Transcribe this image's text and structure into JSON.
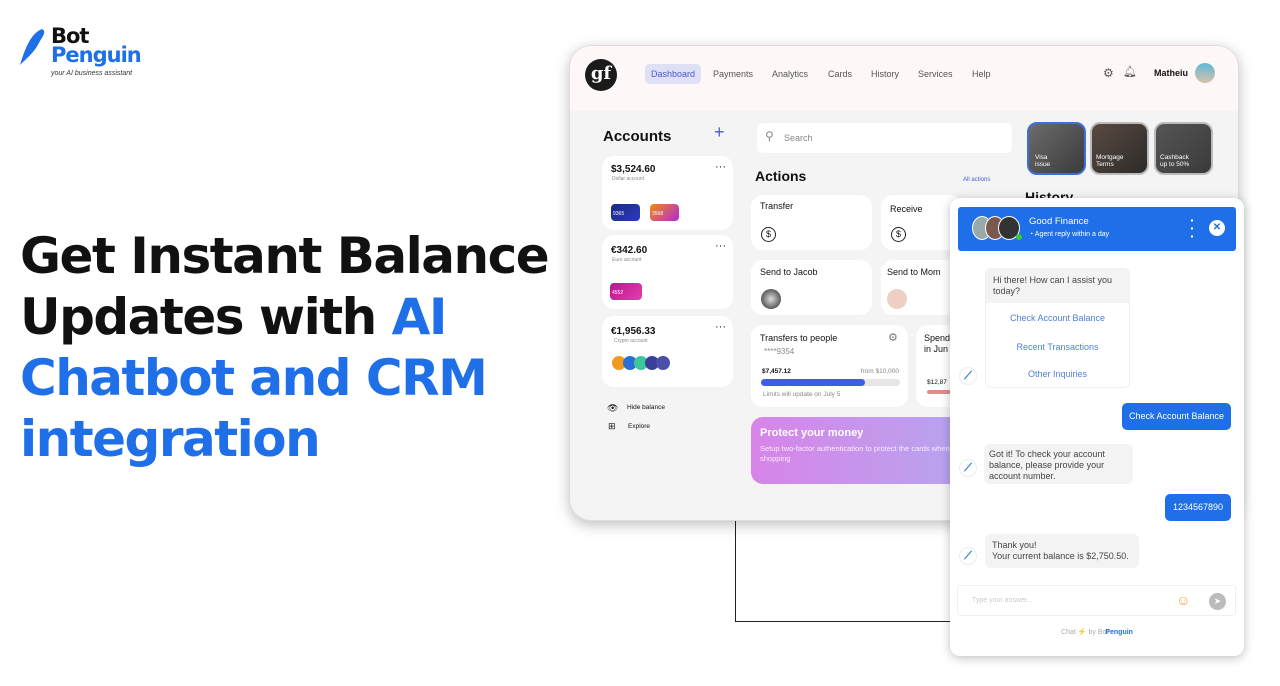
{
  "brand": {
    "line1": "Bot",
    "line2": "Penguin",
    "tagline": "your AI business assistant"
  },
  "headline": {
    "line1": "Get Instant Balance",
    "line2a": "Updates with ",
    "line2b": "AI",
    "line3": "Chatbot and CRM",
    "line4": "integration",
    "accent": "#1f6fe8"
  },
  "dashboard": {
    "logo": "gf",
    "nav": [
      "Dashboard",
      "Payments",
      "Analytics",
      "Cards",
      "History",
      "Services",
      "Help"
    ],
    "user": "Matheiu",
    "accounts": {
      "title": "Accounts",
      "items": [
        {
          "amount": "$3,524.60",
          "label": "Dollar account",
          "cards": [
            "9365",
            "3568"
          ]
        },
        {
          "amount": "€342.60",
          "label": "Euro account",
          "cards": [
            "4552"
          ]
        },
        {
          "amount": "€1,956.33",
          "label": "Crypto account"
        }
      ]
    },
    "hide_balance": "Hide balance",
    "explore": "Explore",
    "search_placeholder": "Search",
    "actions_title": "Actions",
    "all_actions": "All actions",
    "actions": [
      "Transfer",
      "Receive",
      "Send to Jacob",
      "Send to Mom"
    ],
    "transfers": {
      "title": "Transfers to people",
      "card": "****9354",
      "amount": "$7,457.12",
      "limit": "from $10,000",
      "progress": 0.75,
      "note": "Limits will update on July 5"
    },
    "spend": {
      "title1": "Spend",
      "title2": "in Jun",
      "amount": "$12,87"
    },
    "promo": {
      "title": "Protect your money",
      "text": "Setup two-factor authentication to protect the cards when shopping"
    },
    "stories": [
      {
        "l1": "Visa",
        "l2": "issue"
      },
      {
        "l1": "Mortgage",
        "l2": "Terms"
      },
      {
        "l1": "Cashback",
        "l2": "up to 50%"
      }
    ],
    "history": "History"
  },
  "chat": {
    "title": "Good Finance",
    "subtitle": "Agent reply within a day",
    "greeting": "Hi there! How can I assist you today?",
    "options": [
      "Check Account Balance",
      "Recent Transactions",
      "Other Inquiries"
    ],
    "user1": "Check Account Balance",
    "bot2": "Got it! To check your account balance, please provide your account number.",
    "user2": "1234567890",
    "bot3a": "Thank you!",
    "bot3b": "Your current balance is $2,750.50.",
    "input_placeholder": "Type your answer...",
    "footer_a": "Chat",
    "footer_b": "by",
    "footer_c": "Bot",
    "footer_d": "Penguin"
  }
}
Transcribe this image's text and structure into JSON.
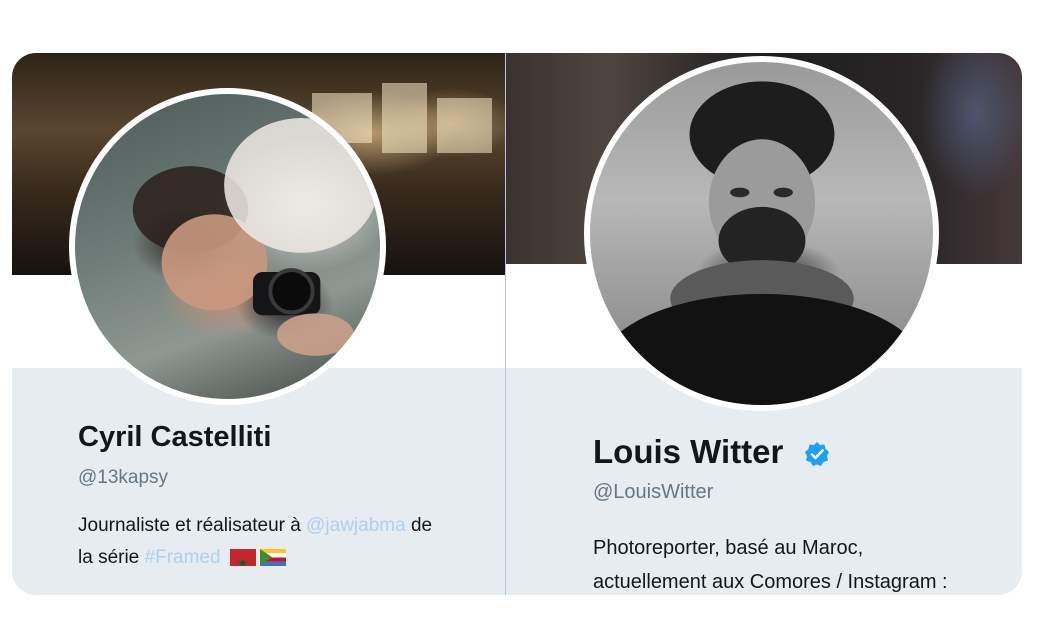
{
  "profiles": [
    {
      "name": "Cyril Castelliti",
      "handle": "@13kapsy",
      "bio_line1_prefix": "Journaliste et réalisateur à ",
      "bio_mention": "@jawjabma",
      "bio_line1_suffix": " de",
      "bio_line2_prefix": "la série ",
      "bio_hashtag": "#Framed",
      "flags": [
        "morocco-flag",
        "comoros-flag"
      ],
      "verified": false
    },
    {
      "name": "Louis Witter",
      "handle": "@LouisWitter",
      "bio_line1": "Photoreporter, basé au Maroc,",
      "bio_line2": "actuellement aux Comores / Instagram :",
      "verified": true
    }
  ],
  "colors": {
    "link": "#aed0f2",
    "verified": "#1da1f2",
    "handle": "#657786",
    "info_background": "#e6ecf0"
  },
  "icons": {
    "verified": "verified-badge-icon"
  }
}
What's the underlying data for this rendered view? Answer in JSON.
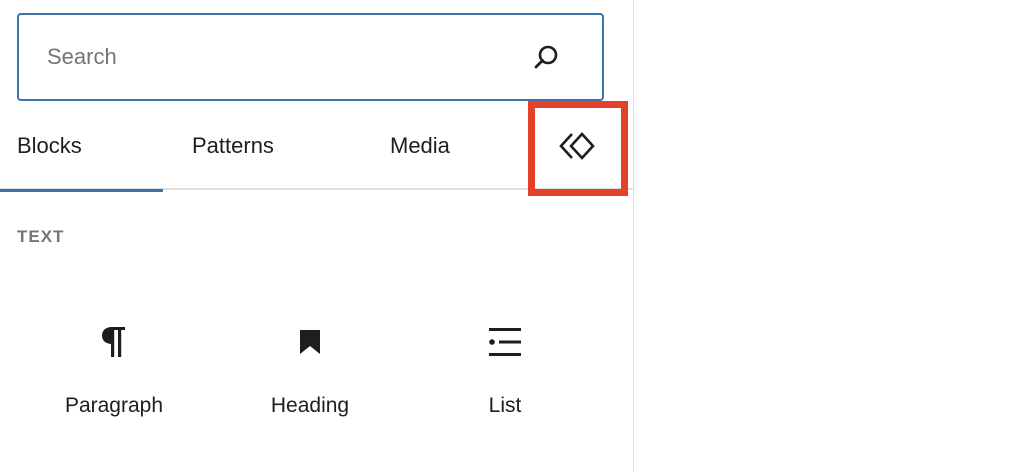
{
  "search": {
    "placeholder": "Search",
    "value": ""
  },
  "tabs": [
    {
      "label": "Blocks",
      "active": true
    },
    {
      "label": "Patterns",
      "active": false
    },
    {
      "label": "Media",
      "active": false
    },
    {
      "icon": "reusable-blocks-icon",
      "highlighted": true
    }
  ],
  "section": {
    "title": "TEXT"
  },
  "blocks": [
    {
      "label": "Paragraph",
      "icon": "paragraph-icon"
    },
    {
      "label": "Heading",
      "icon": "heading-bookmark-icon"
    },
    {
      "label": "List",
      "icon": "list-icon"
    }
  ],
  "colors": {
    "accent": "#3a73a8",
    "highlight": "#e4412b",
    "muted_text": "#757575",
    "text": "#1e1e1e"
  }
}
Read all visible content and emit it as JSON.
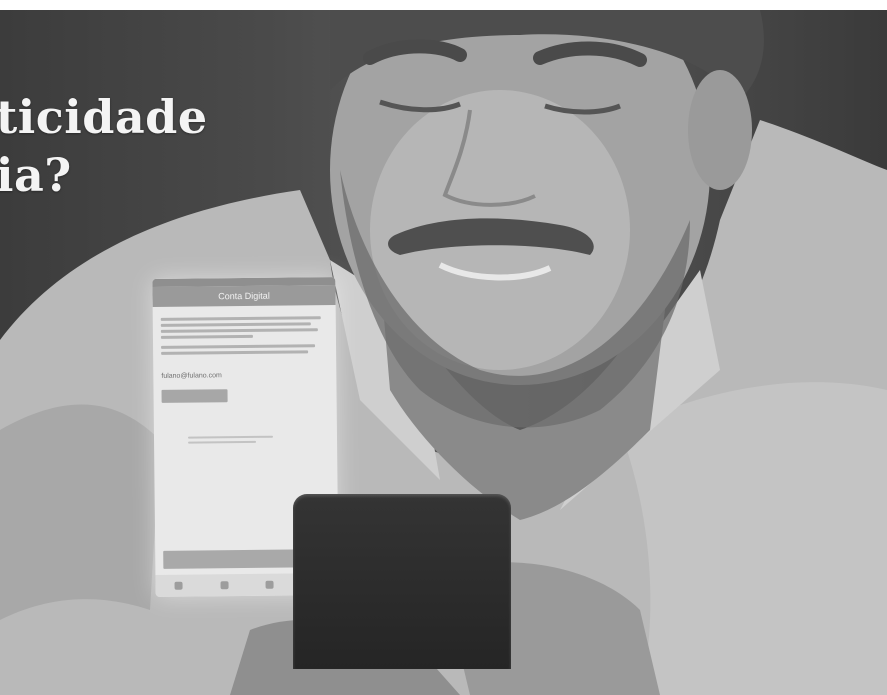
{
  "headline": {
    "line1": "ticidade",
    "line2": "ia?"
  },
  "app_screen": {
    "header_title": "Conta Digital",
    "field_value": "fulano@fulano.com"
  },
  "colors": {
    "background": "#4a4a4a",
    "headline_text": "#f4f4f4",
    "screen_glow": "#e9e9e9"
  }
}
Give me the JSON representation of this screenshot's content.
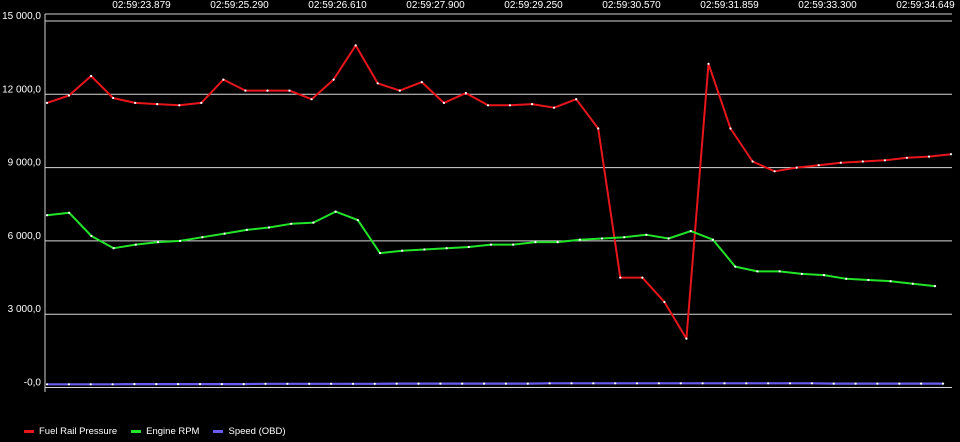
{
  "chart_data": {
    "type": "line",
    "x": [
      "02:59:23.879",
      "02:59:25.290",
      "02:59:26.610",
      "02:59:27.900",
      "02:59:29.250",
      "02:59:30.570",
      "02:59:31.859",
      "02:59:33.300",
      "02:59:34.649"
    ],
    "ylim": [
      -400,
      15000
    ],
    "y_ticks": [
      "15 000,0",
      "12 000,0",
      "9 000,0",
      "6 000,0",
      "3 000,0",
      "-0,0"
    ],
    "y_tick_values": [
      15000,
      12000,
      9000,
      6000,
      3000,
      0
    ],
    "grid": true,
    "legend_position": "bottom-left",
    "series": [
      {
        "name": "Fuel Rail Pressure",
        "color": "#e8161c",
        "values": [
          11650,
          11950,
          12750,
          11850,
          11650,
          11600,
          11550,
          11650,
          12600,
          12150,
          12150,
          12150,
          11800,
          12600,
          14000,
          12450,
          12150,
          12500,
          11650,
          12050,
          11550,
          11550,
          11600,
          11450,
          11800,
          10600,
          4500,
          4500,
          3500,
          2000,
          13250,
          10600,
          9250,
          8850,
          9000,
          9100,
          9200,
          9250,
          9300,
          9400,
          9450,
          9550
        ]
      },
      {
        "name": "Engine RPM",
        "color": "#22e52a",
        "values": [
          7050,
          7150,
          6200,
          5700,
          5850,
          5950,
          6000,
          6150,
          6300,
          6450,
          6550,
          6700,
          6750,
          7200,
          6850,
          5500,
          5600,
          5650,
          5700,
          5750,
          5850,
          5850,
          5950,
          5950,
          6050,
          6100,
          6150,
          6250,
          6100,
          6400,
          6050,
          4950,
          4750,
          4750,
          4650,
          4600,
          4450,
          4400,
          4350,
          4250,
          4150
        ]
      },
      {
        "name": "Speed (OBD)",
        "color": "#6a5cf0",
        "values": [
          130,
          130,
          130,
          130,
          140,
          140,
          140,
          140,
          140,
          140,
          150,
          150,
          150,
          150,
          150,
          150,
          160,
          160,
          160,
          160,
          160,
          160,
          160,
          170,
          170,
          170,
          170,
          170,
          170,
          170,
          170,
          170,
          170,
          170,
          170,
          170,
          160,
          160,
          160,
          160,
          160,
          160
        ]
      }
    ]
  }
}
▬▬▬
Task prompt: Filter the records above for "handle" and copy every matching line.

Solved problem:
      "handle": "@13kapsy",
      "handle": "@LouisWitter",
    "handle": "#657786",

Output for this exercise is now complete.